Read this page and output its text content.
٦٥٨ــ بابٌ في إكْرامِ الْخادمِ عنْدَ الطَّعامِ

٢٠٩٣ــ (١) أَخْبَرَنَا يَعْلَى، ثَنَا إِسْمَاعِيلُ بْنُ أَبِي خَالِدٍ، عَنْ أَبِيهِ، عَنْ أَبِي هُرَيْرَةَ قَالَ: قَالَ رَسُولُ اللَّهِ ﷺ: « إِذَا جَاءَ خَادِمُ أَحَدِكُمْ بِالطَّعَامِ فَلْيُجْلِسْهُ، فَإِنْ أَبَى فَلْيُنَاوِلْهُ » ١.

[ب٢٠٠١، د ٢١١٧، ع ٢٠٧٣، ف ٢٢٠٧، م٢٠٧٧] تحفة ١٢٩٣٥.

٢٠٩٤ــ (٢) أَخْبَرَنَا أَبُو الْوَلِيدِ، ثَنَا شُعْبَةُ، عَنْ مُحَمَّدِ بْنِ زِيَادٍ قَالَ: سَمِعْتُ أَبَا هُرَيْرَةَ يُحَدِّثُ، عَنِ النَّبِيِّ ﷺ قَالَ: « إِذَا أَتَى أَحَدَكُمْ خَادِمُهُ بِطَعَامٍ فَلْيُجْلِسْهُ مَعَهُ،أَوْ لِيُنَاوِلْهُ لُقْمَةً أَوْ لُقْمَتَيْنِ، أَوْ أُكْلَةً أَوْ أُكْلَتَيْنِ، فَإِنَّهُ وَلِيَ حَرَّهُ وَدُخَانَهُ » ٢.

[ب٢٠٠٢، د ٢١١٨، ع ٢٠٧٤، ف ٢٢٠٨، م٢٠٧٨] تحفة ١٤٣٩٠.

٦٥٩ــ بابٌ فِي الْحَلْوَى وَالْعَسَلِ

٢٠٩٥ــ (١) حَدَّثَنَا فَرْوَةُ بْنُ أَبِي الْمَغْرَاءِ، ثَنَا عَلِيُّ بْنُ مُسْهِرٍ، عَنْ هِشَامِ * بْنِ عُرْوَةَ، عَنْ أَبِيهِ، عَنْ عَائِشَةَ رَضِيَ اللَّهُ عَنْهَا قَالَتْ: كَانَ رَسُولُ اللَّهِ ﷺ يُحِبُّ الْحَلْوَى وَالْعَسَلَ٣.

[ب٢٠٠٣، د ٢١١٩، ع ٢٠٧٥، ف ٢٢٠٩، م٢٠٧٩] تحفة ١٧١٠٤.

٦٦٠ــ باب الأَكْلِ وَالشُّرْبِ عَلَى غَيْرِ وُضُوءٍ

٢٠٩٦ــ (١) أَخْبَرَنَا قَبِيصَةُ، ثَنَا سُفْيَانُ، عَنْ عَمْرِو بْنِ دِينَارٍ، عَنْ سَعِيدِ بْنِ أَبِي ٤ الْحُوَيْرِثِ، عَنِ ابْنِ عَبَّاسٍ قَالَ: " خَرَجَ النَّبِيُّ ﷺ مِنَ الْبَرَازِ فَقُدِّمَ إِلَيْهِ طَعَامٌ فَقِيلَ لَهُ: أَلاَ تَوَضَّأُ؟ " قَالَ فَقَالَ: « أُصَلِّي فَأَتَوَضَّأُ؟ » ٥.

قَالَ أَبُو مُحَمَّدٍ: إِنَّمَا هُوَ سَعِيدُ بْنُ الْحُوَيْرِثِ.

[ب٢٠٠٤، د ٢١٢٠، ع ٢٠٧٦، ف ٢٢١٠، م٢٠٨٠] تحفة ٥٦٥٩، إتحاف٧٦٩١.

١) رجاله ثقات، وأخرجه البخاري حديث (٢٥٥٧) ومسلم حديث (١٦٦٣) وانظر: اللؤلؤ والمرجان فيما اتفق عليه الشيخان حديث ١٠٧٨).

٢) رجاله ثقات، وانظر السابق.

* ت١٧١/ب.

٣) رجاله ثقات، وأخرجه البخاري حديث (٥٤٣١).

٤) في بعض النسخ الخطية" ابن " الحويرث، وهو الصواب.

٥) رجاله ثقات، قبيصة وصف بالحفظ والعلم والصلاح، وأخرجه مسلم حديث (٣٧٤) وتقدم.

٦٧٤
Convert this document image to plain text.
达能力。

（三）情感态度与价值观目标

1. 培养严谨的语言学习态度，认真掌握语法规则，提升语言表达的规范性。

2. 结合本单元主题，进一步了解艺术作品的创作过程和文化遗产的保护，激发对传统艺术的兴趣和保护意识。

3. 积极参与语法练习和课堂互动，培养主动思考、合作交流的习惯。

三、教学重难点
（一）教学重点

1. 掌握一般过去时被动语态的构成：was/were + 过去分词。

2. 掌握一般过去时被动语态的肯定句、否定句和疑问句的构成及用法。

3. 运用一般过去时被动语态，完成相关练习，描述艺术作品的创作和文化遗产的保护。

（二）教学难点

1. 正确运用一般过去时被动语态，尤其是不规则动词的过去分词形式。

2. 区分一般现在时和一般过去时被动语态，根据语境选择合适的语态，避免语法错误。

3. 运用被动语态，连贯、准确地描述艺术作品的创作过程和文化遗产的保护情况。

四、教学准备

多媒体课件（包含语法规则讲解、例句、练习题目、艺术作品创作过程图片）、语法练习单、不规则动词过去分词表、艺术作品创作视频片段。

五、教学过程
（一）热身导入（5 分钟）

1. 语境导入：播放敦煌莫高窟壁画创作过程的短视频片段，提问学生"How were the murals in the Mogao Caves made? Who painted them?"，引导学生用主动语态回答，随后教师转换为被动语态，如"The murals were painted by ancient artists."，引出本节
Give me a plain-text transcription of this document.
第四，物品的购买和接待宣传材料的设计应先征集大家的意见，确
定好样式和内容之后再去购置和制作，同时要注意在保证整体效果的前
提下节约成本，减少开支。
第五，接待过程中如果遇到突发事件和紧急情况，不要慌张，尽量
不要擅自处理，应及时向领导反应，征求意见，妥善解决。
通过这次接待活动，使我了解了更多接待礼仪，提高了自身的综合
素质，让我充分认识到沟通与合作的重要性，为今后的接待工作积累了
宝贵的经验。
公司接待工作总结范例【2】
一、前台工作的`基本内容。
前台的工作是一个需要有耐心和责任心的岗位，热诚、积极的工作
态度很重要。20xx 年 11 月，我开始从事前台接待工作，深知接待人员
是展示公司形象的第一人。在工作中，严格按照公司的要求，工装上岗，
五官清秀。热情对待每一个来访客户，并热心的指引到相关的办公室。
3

━━━

What to do: Exactly reproduce every line found in the records.

Reply:
Read this page and output its text content.
٦٥٨ــ بابٌ في إكْرامِ الْخادمِ عنْدَ الطَّعامِ

٢٠٩٣ــ (١) أَخْبَرَنَا يَعْلَى، ثَنَا إِسْمَاعِيلُ بْنُ أَبِي خَالِدٍ، عَنْ أَبِيهِ، عَنْ أَبِي هُرَيْرَةَ قَالَ: قَالَ رَسُولُ اللَّهِ ﷺ: « إِذَا جَاءَ خَادِمُ أَحَدِكُمْ بِالطَّعَامِ فَلْيُجْلِسْهُ، فَإِنْ أَبَى فَلْيُنَاوِلْهُ » ١.

[ب٢٠٠١، د ٢١١٧، ع ٢٠٧٣، ف ٢٢٠٧، م٢٠٧٧] تحفة ١٢٩٣٥.

٢٠٩٤ــ (٢) أَخْبَرَنَا أَبُو الْوَلِيدِ، ثَنَا شُعْبَةُ، عَنْ مُحَمَّدِ بْنِ زِيَادٍ قَالَ: سَمِعْتُ أَبَا هُرَيْرَةَ يُحَدِّثُ، عَنِ النَّبِيِّ ﷺ قَالَ: « إِذَا أَتَى أَحَدَكُمْ خَادِمُهُ بِطَعَامٍ فَلْيُجْلِسْهُ مَعَهُ،أَوْ لِيُنَاوِلْهُ لُقْمَةً أَوْ لُقْمَتَيْنِ، أَوْ أُكْلَةً أَوْ أُكْلَتَيْنِ، فَإِنَّهُ وَلِيَ حَرَّهُ وَدُخَانَهُ » ٢.

[ب٢٠٠٢، د ٢١١٨، ع ٢٠٧٤، ف ٢٢٠٨، م٢٠٧٨] تحفة ١٤٣٩٠.

٦٥٩ــ بابٌ فِي الْحَلْوَى وَالْعَسَلِ

٢٠٩٥ــ (١) حَدَّثَنَا فَرْوَةُ بْنُ أَبِي الْمَغْرَاءِ، ثَنَا عَلِيُّ بْنُ مُسْهِرٍ، عَنْ هِشَامِ * بْنِ عُرْوَةَ، عَنْ أَبِيهِ، عَنْ عَائِشَةَ رَضِيَ اللَّهُ عَنْهَا قَالَتْ: كَانَ رَسُولُ اللَّهِ ﷺ يُحِبُّ الْحَلْوَى وَالْعَسَلَ٣.

[ب٢٠٠٣، د ٢١١٩، ع ٢٠٧٥، ف ٢٢٠٩، م٢٠٧٩] تحفة ١٧١٠٤.

٦٦٠ــ باب الأَكْلِ وَالشُّرْبِ عَلَى غَيْرِ وُضُوءٍ

٢٠٩٦ــ (١) أَخْبَرَنَا قَبِيصَةُ، ثَنَا سُفْيَانُ، عَنْ عَمْرِو بْنِ دِينَارٍ، عَنْ سَعِيدِ بْنِ أَبِي ٤ الْحُوَيْرِثِ، عَنِ ابْنِ عَبَّاسٍ قَالَ: " خَرَجَ النَّبِيُّ ﷺ مِنَ الْبَرَازِ فَقُدِّمَ إِلَيْهِ طَعَامٌ فَقِيلَ لَهُ: أَلاَ تَوَضَّأُ؟ " قَالَ فَقَالَ: « أُصَلِّي فَأَتَوَضَّأُ؟ » ٥.

قَالَ أَبُو مُحَمَّدٍ: إِنَّمَا هُوَ سَعِيدُ بْنُ الْحُوَيْرِثِ.

[ب٢٠٠٤، د ٢١٢٠، ع ٢٠٧٦، ف ٢٢١٠، م٢٠٨٠] تحفة ٥٦٥٩، إتحاف٧٦٩١.

١) رجاله ثقات، وأخرجه البخاري حديث (٢٥٥٧) ومسلم حديث (١٦٦٣) وانظر: اللؤلؤ والمرجان فيما اتفق عليه الشيخان حديث ١٠٧٨).

٢) رجاله ثقات، وانظر السابق.

* ت١٧١/ب.

٣) رجاله ثقات، وأخرجه البخاري حديث (٥٤٣١).

٤) في بعض النسخ الخطية" ابن " الحويرث، وهو الصواب.

٥) رجاله ثقات، قبيصة وصف بالحفظ والعلم والصلاح، وأخرجه مسلم حديث (٣٧٤) وتقدم.

٦٧٤
Convert this document image to plain text.
达能力。

（三）情感态度与价值观目标

1. 培养严谨的语言学习态度，认真掌握语法规则，提升语言表达的规范性。

2. 结合本单元主题，进一步了解艺术作品的创作过程和文化遗产的保护，激发对传统艺术的兴趣和保护意识。

3. 积极参与语法练习和课堂互动，培养主动思考、合作交流的习惯。

三、教学重难点
（一）教学重点

1. 掌握一般过去时被动语态的构成：was/were + 过去分词。

2. 掌握一般过去时被动语态的肯定句、否定句和疑问句的构成及用法。

3. 运用一般过去时被动语态，完成相关练习，描述艺术作品的创作和文化遗产的保护。

（二）教学难点

1. 正确运用一般过去时被动语态，尤其是不规则动词的过去分词形式。

2. 区分一般现在时和一般过去时被动语态，根据语境选择合适的语态，避免语法错误。

3. 运用被动语态，连贯、准确地描述艺术作品的创作过程和文化遗产的保护情况。

四、教学准备

多媒体课件（包含语法规则讲解、例句、练习题目、艺术作品创作过程图片）、语法练习单、不规则动词过去分词表、艺术作品创作视频片段。

五、教学过程
（一）热身导入（5 分钟）

1. 语境导入：播放敦煌莫高窟壁画创作过程的短视频片段，提问学生"How were the murals in the Mogao Caves made? Who painted them?"，引导学生用主动语态回答，随后教师转换为被动语态，如"The murals were painted by ancient artists."，引出本节
Give me a plain-text transcription of this document.
第四，物品的购买和接待宣传材料的设计应先征集大家的意见，确
定好样式和内容之后再去购置和制作，同时要注意在保证整体效果的前
提下节约成本，减少开支。
第五，接待过程中如果遇到突发事件和紧急情况，不要慌张，尽量
不要擅自处理，应及时向领导反应，征求意见，妥善解决。
通过这次接待活动，使我了解了更多接待礼仪，提高了自身的综合
素质，让我充分认识到沟通与合作的重要性，为今后的接待工作积累了
宝贵的经验。
公司接待工作总结范例【2】
一、前台工作的`基本内容。
前台的工作是一个需要有耐心和责任心的岗位，热诚、积极的工作
态度很重要。20xx 年 11 月，我开始从事前台接待工作，深知接待人员
是展示公司形象的第一人。在工作中，严格按照公司的要求，工装上岗，
五官清秀。热情对待每一个来访客户，并热心的指引到相关的办公室。
3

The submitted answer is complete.